> _To do_: Transcribe the whole Solaris Fibre Channel Q&A page word for word, with nothing left out.

> _Supplied passage_:
######

BigAdmin System Administration Portal
BigAdmin XPerts

Pages:   1 - 2 | » Next
Last Updated August 08, 2007

XPert: Solaris Fibre Channel Connectivity, Configuration and Tuning

Sumit Gupta Bio | XPerts Home

Page 1 (1-12 of 22 questions)
  1. What are the different components that make up the total FC solution?
  2. What is the difference between Solaris 8/9 and Solaris 10 releases with regards to Fibre Channel SAN support?
  3. What are the main advantages of the Leadville driver in the Solaris 10 OS? Does the new framework negate the requirement for lpfc.conf and sd.conf configuration files?
  4. Is there a good tool to determine how utilized your FC link(s) are?
  5. How can we ensure that the Emulex driver for LP10000DC-x running on the Solaris 8 OS is totally removed before upgrading from the Solaris 8 release to Solaris 10?
  6. What is your opinion about fixed settings for Fibre Channel topology and speed in emlxs.conf and qlc.conf?
  7. What is the relationship of MPxIO and ZFS - and then ZFS and SAN device configuration?
  8. On the Solaris 8, 9, and 10 OS, what tools are available to monitor HBA performance and statistics?
  9. Why does Sun use so many different management interfaces with its storage devices?
  10. Sun has recently implemented TPGS into STMS. Is there any formal documentation available that describes the details?
  11. Is there any documentation that describes all the sd/ssd parameters?
  12. With the Solaris 10 OS, (s)sd_retry_count does not seem to exist anymore. Is this correct, and if so, why?

Q: What are the different components that make up the total FC solution?

A: Users connect to Fibre Channel SANs through a PCI card commonly known as Host Bus Adapter. These are provided by two major Sun OEM vendors, Qlogic (www.qlogic.com) and Emulex (www.emulex.com). Each of these vendors offer a variety of different HBAs with different speeds and port counts. Check out their web sites for more information. The device driver for all of the Qlogic's HBAs is 'qlc' which resides under /kernel/drv/ or /kernel/drv/sparcv9 or /kernel/drv/amd64, depending upon the Solaris host. Similarly the device driver for all of the Emulex HBAs is 'emlxs' which also sits at the location specified above. These device drivers are primarily responsible for driving the HBA hardware but they themselves don't do much of the protocol work.

######

> _Data lines_:
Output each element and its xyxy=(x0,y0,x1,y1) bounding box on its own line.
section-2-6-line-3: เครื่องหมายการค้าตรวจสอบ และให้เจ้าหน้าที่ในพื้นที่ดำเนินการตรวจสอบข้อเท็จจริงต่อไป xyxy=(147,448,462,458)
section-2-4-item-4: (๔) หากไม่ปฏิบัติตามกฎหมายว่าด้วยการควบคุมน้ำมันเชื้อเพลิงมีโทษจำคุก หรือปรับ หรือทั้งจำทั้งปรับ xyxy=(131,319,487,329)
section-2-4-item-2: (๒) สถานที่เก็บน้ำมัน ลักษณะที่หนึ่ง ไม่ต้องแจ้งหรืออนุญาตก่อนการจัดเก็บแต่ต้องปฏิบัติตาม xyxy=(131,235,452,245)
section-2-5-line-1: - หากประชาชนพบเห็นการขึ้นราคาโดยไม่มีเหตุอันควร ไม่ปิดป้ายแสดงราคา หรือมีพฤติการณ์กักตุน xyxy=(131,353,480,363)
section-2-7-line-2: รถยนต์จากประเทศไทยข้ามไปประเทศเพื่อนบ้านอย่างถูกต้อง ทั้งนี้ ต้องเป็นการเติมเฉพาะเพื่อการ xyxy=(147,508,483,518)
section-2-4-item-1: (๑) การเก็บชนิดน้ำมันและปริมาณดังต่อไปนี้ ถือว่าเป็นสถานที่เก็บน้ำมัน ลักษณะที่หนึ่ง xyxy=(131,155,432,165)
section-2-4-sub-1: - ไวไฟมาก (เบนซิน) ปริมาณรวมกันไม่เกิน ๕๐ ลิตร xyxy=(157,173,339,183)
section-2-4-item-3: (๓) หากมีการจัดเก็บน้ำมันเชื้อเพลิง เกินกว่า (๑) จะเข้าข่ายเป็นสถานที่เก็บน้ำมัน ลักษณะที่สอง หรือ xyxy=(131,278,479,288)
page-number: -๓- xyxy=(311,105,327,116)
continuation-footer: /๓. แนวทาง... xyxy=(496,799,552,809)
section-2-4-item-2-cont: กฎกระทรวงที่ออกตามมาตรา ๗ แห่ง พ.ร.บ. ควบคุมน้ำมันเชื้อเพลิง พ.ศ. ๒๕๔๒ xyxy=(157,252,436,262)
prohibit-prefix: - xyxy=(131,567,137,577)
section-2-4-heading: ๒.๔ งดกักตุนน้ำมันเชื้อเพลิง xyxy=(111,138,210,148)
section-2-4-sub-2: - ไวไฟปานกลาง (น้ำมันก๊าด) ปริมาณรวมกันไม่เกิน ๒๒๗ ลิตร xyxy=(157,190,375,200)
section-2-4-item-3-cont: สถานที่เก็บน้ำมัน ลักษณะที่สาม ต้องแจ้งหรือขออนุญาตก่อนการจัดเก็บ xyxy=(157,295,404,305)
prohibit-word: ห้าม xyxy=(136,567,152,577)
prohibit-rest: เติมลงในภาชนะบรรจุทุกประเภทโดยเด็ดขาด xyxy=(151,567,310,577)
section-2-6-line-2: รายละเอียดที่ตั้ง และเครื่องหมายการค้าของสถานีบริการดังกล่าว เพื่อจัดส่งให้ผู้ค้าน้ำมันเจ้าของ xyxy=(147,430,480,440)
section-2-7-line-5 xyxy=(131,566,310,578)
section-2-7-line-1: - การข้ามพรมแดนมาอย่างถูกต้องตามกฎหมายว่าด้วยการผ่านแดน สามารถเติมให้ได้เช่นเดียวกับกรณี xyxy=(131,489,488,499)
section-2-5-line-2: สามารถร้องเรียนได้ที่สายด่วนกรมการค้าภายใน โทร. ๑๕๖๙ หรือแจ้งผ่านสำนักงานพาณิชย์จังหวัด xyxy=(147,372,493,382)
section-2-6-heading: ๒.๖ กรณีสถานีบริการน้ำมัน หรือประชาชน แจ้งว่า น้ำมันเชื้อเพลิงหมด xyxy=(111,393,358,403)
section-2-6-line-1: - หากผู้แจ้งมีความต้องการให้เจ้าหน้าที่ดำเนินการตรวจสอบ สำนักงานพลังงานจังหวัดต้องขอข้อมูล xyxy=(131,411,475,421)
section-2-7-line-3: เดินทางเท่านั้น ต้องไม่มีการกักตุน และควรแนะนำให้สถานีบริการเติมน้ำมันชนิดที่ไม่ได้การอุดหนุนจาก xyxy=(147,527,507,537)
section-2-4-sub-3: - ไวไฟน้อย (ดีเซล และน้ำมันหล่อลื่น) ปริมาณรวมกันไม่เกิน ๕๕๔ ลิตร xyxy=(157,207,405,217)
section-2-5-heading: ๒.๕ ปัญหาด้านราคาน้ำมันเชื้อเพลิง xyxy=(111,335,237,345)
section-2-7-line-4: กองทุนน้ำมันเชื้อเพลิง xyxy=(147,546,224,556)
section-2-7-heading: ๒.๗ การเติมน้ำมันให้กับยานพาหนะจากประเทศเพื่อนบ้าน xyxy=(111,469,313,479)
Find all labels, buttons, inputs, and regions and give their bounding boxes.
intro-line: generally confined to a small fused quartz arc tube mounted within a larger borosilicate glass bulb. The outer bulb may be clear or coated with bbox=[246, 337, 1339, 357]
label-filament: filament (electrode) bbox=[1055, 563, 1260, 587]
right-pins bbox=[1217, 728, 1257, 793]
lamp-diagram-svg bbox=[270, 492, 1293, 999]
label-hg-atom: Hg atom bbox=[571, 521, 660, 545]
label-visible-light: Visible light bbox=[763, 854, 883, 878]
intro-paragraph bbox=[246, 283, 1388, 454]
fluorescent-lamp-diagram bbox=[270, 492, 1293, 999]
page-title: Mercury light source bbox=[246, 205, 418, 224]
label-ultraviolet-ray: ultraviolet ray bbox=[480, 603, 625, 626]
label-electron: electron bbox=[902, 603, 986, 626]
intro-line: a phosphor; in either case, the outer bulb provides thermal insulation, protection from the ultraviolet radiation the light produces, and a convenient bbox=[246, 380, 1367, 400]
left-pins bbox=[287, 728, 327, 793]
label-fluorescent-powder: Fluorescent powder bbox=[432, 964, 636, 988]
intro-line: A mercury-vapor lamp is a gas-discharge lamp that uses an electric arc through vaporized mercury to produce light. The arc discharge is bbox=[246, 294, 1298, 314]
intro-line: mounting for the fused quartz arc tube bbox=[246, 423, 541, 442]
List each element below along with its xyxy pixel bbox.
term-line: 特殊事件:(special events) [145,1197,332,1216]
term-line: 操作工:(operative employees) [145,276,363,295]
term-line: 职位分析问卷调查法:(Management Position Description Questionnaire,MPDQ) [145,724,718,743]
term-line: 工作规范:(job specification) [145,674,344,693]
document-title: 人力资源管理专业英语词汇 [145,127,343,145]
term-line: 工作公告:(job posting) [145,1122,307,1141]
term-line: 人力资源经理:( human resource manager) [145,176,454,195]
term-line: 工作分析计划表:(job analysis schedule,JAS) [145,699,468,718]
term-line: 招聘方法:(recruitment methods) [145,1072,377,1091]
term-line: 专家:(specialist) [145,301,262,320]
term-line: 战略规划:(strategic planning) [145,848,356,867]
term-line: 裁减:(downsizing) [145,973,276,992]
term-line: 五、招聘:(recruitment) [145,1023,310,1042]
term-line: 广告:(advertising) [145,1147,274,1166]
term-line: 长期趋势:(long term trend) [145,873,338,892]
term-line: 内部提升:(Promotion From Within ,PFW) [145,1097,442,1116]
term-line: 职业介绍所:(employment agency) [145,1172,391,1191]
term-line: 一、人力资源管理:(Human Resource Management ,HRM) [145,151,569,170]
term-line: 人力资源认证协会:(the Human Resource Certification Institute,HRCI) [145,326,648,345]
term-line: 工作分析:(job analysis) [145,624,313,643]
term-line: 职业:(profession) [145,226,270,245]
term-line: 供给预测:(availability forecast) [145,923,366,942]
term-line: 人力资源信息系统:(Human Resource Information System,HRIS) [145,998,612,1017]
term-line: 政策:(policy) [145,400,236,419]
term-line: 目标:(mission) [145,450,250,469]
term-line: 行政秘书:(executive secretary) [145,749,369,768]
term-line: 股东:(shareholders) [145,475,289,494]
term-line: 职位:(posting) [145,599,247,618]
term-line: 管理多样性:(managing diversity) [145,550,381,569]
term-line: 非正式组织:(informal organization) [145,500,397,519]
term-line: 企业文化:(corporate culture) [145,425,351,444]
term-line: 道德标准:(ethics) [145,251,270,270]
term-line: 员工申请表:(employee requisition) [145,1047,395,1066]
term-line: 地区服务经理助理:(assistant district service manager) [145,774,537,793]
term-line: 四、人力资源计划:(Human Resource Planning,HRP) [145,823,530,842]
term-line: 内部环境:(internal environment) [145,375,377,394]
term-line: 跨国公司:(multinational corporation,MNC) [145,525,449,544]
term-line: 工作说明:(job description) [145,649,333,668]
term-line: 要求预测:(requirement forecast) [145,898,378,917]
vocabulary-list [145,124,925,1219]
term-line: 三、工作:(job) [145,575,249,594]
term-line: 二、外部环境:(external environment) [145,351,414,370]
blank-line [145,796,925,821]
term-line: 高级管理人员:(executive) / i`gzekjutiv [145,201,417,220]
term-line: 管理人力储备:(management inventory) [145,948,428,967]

######

> _Expected output_:
BigAdmin System Administration Portal
BigAdmin XPerts

Pages:   1 - 2 | » Next
Last Updated August 08, 2007

XPert: Solaris Fibre Channel Connectivity, Configuration and Tuning

Sumit Gupta Bio | XPerts Home

Page 1 (1-12 of 22 questions)
  1. What are the different components that make up the total FC solution?
  2. What is the difference between Solaris 8/9 and Solaris 10 releases with regards to Fibre Channel SAN support?
  3. What are the main advantages of the Leadville driver in the Solaris 10 OS? Does the new framework negate the requirement for lpfc.conf and sd.conf configuration files?
  4. Is there a good tool to determine how utilized your FC link(s) are?
  5. How can we ensure that the Emulex driver for LP10000DC-x running on the Solaris 8 OS is totally removed before upgrading from the Solaris 8 release to Solaris 10?
  6. What is your opinion about fixed settings for Fibre Channel topology and speed in emlxs.conf and qlc.conf?
  7. What is the relationship of MPxIO and ZFS - and then ZFS and SAN device configuration?
  8. On the Solaris 8, 9, and 10 OS, what tools are available to monitor HBA performance and statistics?
  9. Why does Sun use so many different management interfaces with its storage devices?
  10. Sun has recently implemented TPGS into STMS. Is there any formal documentation available that describes the details?
  11. Is there any documentation that describes all the sd/ssd parameters?
  12. With the Solaris 10 OS, (s)sd_retry_count does not seem to exist anymore. Is this correct, and if so, why?

Q: What are the different components that make up the total FC solution?

A: Users connect to Fibre Channel SANs through a PCI card commonly known as Host Bus Adapter. These are provided by two major Sun OEM vendors, Qlogic (www.qlogic.com) and Emulex (www.emulex.com). Each of these vendors offer a variety of different HBAs with different speeds and port counts. Check out their web sites for more information. The device driver for all of the Qlogic's HBAs is 'qlc' which resides under /kernel/drv/ or /kernel/drv/sparcv9 or /kernel/drv/amd64, depending upon the Solaris host. Similarly the device driver for all of the Emulex HBAs is 'emlxs' which also sits at the location specified above. These device drivers are primarily responsible for driving the HBA hardware but they themselves don't do much of the protocol work.